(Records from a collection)
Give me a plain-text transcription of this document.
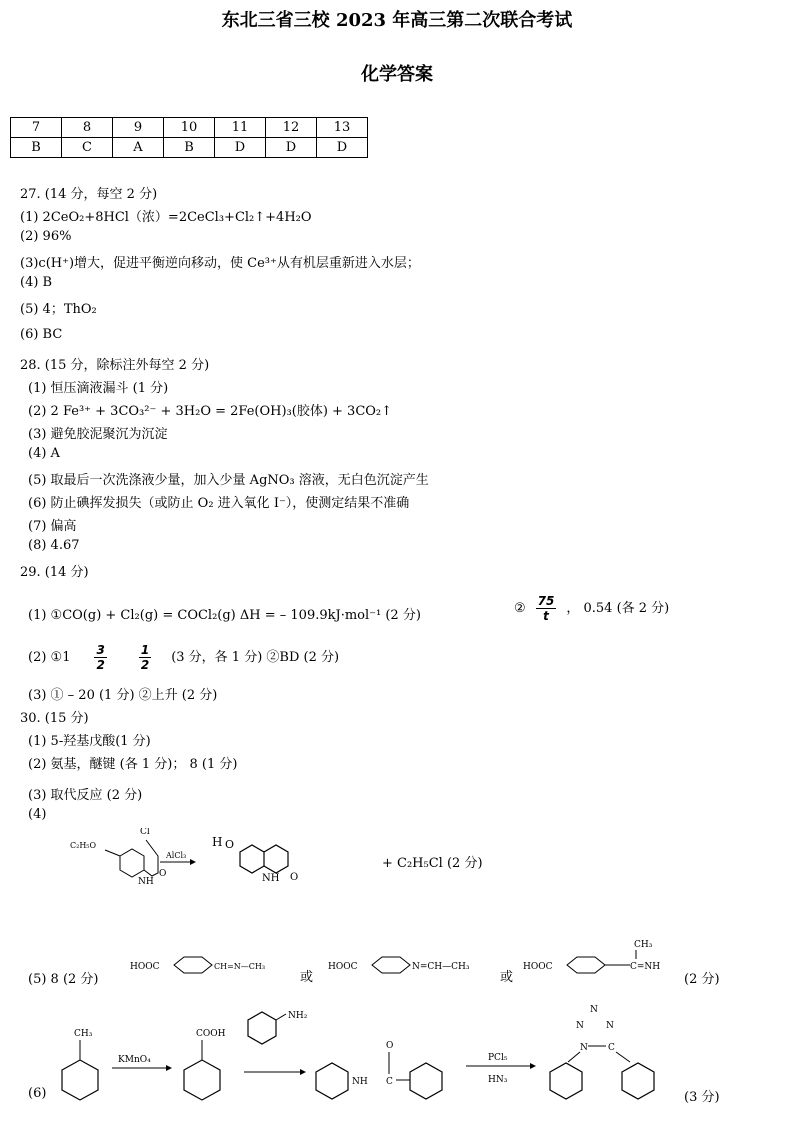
东北三省三校 2023 年高三第二次联合考试
化学答案
7	8	9	10	11	12	13
B	C	A	B	D	D	D
27. (14 分，每空 2 分)
(1) 2CeO₂+8HCl（浓）=2CeCl₃+Cl₂↑+4H₂O
(2) 96%
(3)c(H⁺)增大，促进平衡逆向移动，使 Ce³⁺从有机层重新进入水层；
(4) B
(5) 4；ThO₂
(6) BC
28. (15 分，除标注外每空 2 分)
(1) 恒压滴液漏斗 (1 分)
(2) 2 Fe³⁺ + 3CO₃²⁻ + 3H₂O = 2Fe(OH)₃(胶体) + 3CO₂↑
(3) 避免胶泥聚沉为沉淀
(4) A
(5) 取最后一次洗涤液少量，加入少量 AgNO₃ 溶液，无白色沉淀产生
(6) 防止碘挥发损失（或防止 O₂ 进入氧化 I⁻），使测定结果不准确
(7) 偏高
(8) 4.67
29. (14 分)
(1) ①CO(g) + Cl₂(g) = COCl₂(g) ΔH = – 109.9kJ·mol⁻¹ (2 分)	② $\frac{75}{t}$ ， 0.54 (各 2 分)
(2) ①1 $\frac{3}{2}$	$\frac{1}{2} (3$ 分，各 1 分) ②BD (2 分)
(3) ① – 20 (1 分) ②上升 (2 分)
30. (15 分)
(1) 5-羟基戊酸(1 分)
(2) 氨基，醚键 (各 1 分)； 8 (1 分)
(3) 取代反应 (2 分)
(4)
C₂H₅O
Cl
NH
O
AlCl₃
H O
NH O
+ C₂H₅Cl (2 分)
(5) 8 (2 分)
HOOC	CH=N—CH₃
或
HOOC	N=CH—CH₃
或
HOOC
CH₃
C=NH
(2 分)
(6)
CH₃
KMnO₄
COOH
NH₂
NH C
O
PCl₅
HN₃
N
N N
N C
(3 分)
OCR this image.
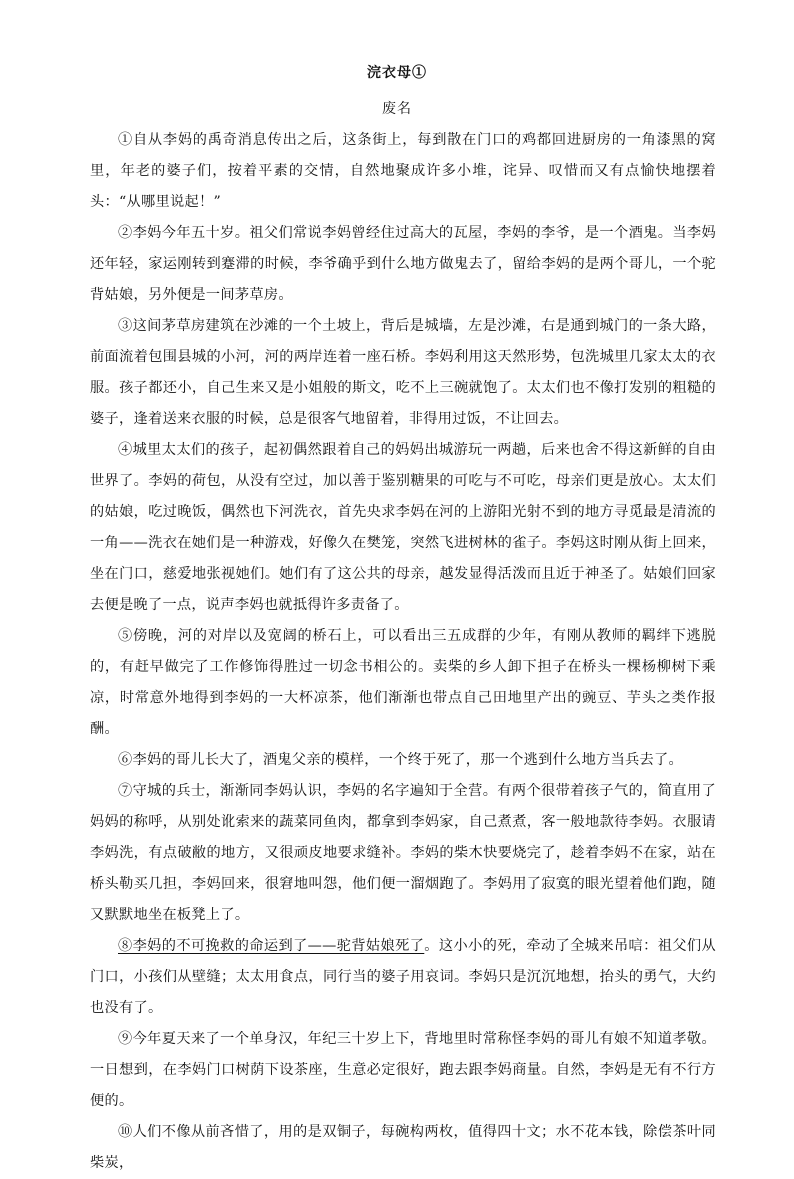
浣衣母①
废名

①自从李妈的禹奇消息传出之后，这条街上，每到散在门口的鸡都回进厨房的一角漆黑的窝里，年老的婆子们，按着平素的交情，自然地聚成许多小堆，诧异、叹惜而又有点愉快地摆着头：“从哪里说起！”

②李妈今年五十岁。祖父们常说李妈曾经住过高大的瓦屋，李妈的李爷，是一个酒鬼。当李妈还年轻，家运刚转到蹇滞的时候，李爷确乎到什么地方做鬼去了，留给李妈的是两个哥儿，一个驼背姑娘，另外便是一间茅草房。

③这间茅草房建筑在沙滩的一个土坡上，背后是城墙，左是沙滩，右是通到城门的一条大路，前面流着包围县城的小河，河的两岸连着一座石桥。李妈利用这天然形势，包洗城里几家太太的衣服。孩子都还小，自己生来又是小姐般的斯文，吃不上三碗就饱了。太太们也不像打发别的粗糙的婆子，逢着送来衣服的时候，总是很客气地留着，非得用过饭，不让回去。

④城里太太们的孩子，起初偶然跟着自己的妈妈出城游玩一两趟，后来也舍不得这新鲜的自由世界了。李妈的荷包，从没有空过，加以善于鉴别糖果的可吃与不可吃，母亲们更是放心。太太们的姑娘，吃过晚饭，偶然也下河洗衣，首先央求李妈在河的上游阳光射不到的地方寻觅最是清流的一角——洗衣在她们是一种游戏，好像久在樊笼，突然飞进树林的雀子。李妈这时刚从街上回来，坐在门口，慈爱地张视她们。她们有了这公共的母亲，越发显得活泼而且近于神圣了。姑娘们回家去便是晚了一点，说声李妈也就抵得许多责备了。

⑤傍晚，河的对岸以及宽阔的桥石上，可以看出三五成群的少年，有刚从教师的羁绊下逃脱的，有赶早做完了工作修饰得胜过一切念书相公的。卖柴的乡人卸下担子在桥头一棵杨柳树下乘凉，时常意外地得到李妈的一大杯凉茶，他们渐渐也带点自己田地里产出的豌豆、芋头之类作报酬。

⑥李妈的哥儿长大了，酒鬼父亲的模样，一个终于死了，那一个逃到什么地方当兵去了。

⑦守城的兵士，渐渐同李妈认识，李妈的名字遍知于全营。有两个很带着孩子气的，简直用了妈妈的称呼，从别处讹索来的蔬菜同鱼肉，都拿到李妈家，自己煮煮，客一般地款待李妈。衣服请李妈洗，有点破敝的地方，又很顽皮地要求缝补。李妈的柴木快要烧完了，趁着李妈不在家，站在桥头勒买几担，李妈回来，很窘地叫怨，他们便一溜烟跑了。李妈用了寂寞的眼光望着他们跑，随又默默地坐在板凳上了。

⑧李妈的不可挽救的命运到了——驼背姑娘死了。这小小的死，牵动了全城来吊唁：祖父们从门口，小孩们从壁缝；太太用食点，同行当的婆子用哀词。李妈只是沉沉地想，抬头的勇气，大约也没有了。

⑨今年夏天来了一个单身汉，年纪三十岁上下，背地里时常称怪李妈的哥儿有娘不知道孝敬。一日想到，在李妈门口树荫下设茶座，生意必定很好，跑去跟李妈商量。自然，李妈是无有不行方便的。

⑩人们不像从前吝惜了，用的是双铜子，每碗构两枚，值得四十文；水不花本钱，除偿茶叶同柴炭，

> _What you should do_
Reproduce the data verbatim. Do not carry any picture into the copy.

> _Completed task_
Give me a plain-text transcription of this document.
东北三省三校 2023 年高三第二次联合考试
化学答案
7	8	9	10	11	12	13
B	C	A	B	D	D	D
27. (14 分，每空 2 分)
(1) 2CeO₂+8HCl（浓）=2CeCl₃+Cl₂↑+4H₂O
(2) 96%
(3)c(H⁺)增大，促进平衡逆向移动，使 Ce³⁺从有机层重新进入水层；
(4) B
(5) 4；ThO₂
(6) BC
28. (15 分，除标注外每空 2 分)
(1) 恒压滴液漏斗 (1 分)
(2) 2 Fe³⁺ + 3CO₃²⁻ + 3H₂O = 2Fe(OH)₃(胶体) + 3CO₂↑
(3) 避免胶泥聚沉为沉淀
(4) A
(5) 取最后一次洗涤液少量，加入少量 AgNO₃ 溶液，无白色沉淀产生
(6) 防止碘挥发损失（或防止 O₂ 进入氧化 I⁻），使测定结果不准确
(7) 偏高
(8) 4.67
29. (14 分)
(1) ①CO(g) + Cl₂(g) = COCl₂(g) ΔH = – 109.9kJ·mol⁻¹ (2 分)	② $\frac{75}{t}$ ， 0.54 (各 2 分)
(2) ①1 $\frac{3}{2}$	$\frac{1}{2} (3$ 分，各 1 分) ②BD (2 分)
(3) ① – 20 (1 分) ②上升 (2 分)
30. (15 分)
(1) 5-羟基戊酸(1 分)
(2) 氨基，醚键 (各 1 分)； 8 (1 分)
(3) 取代反应 (2 分)
(4)
C₂H₅O
Cl
NH
O
AlCl₃
H O
NH O
+ C₂H₅Cl (2 分)
(5) 8 (2 分)
HOOC	CH=N—CH₃
或
HOOC	N=CH—CH₃
或
HOOC
CH₃
C=NH
(2 分)
(6)
CH₃
KMnO₄
COOH
NH₂
NH C
O
PCl₅
HN₃
N
N N
N C
(3 分)
OCR this image.
浣衣母①
废名

①自从李妈的禹奇消息传出之后，这条街上，每到散在门口的鸡都回进厨房的一角漆黑的窝里，年老的婆子们，按着平素的交情，自然地聚成许多小堆，诧异、叹惜而又有点愉快地摆着头：“从哪里说起！”

②李妈今年五十岁。祖父们常说李妈曾经住过高大的瓦屋，李妈的李爷，是一个酒鬼。当李妈还年轻，家运刚转到蹇滞的时候，李爷确乎到什么地方做鬼去了，留给李妈的是两个哥儿，一个驼背姑娘，另外便是一间茅草房。

③这间茅草房建筑在沙滩的一个土坡上，背后是城墙，左是沙滩，右是通到城门的一条大路，前面流着包围县城的小河，河的两岸连着一座石桥。李妈利用这天然形势，包洗城里几家太太的衣服。孩子都还小，自己生来又是小姐般的斯文，吃不上三碗就饱了。太太们也不像打发别的粗糙的婆子，逢着送来衣服的时候，总是很客气地留着，非得用过饭，不让回去。

④城里太太们的孩子，起初偶然跟着自己的妈妈出城游玩一两趟，后来也舍不得这新鲜的自由世界了。李妈的荷包，从没有空过，加以善于鉴别糖果的可吃与不可吃，母亲们更是放心。太太们的姑娘，吃过晚饭，偶然也下河洗衣，首先央求李妈在河的上游阳光射不到的地方寻觅最是清流的一角——洗衣在她们是一种游戏，好像久在樊笼，突然飞进树林的雀子。李妈这时刚从街上回来，坐在门口，慈爱地张视她们。她们有了这公共的母亲，越发显得活泼而且近于神圣了。姑娘们回家去便是晚了一点，说声李妈也就抵得许多责备了。

⑤傍晚，河的对岸以及宽阔的桥石上，可以看出三五成群的少年，有刚从教师的羁绊下逃脱的，有赶早做完了工作修饰得胜过一切念书相公的。卖柴的乡人卸下担子在桥头一棵杨柳树下乘凉，时常意外地得到李妈的一大杯凉茶，他们渐渐也带点自己田地里产出的豌豆、芋头之类作报酬。

⑥李妈的哥儿长大了，酒鬼父亲的模样，一个终于死了，那一个逃到什么地方当兵去了。

⑦守城的兵士，渐渐同李妈认识，李妈的名字遍知于全营。有两个很带着孩子气的，简直用了妈妈的称呼，从别处讹索来的蔬菜同鱼肉，都拿到李妈家，自己煮煮，客一般地款待李妈。衣服请李妈洗，有点破敝的地方，又很顽皮地要求缝补。李妈的柴木快要烧完了，趁着李妈不在家，站在桥头勒买几担，李妈回来，很窘地叫怨，他们便一溜烟跑了。李妈用了寂寞的眼光望着他们跑，随又默默地坐在板凳上了。

⑧李妈的不可挽救的命运到了——驼背姑娘死了。这小小的死，牵动了全城来吊唁：祖父们从门口，小孩们从壁缝；太太用食点，同行当的婆子用哀词。李妈只是沉沉地想，抬头的勇气，大约也没有了。

⑨今年夏天来了一个单身汉，年纪三十岁上下，背地里时常称怪李妈的哥儿有娘不知道孝敬。一日想到，在李妈门口树荫下设茶座，生意必定很好，跑去跟李妈商量。自然，李妈是无有不行方便的。

⑩人们不像从前吝惜了，用的是双铜子，每碗构两枚，值得四十文；水不花本钱，除偿茶叶同柴炭，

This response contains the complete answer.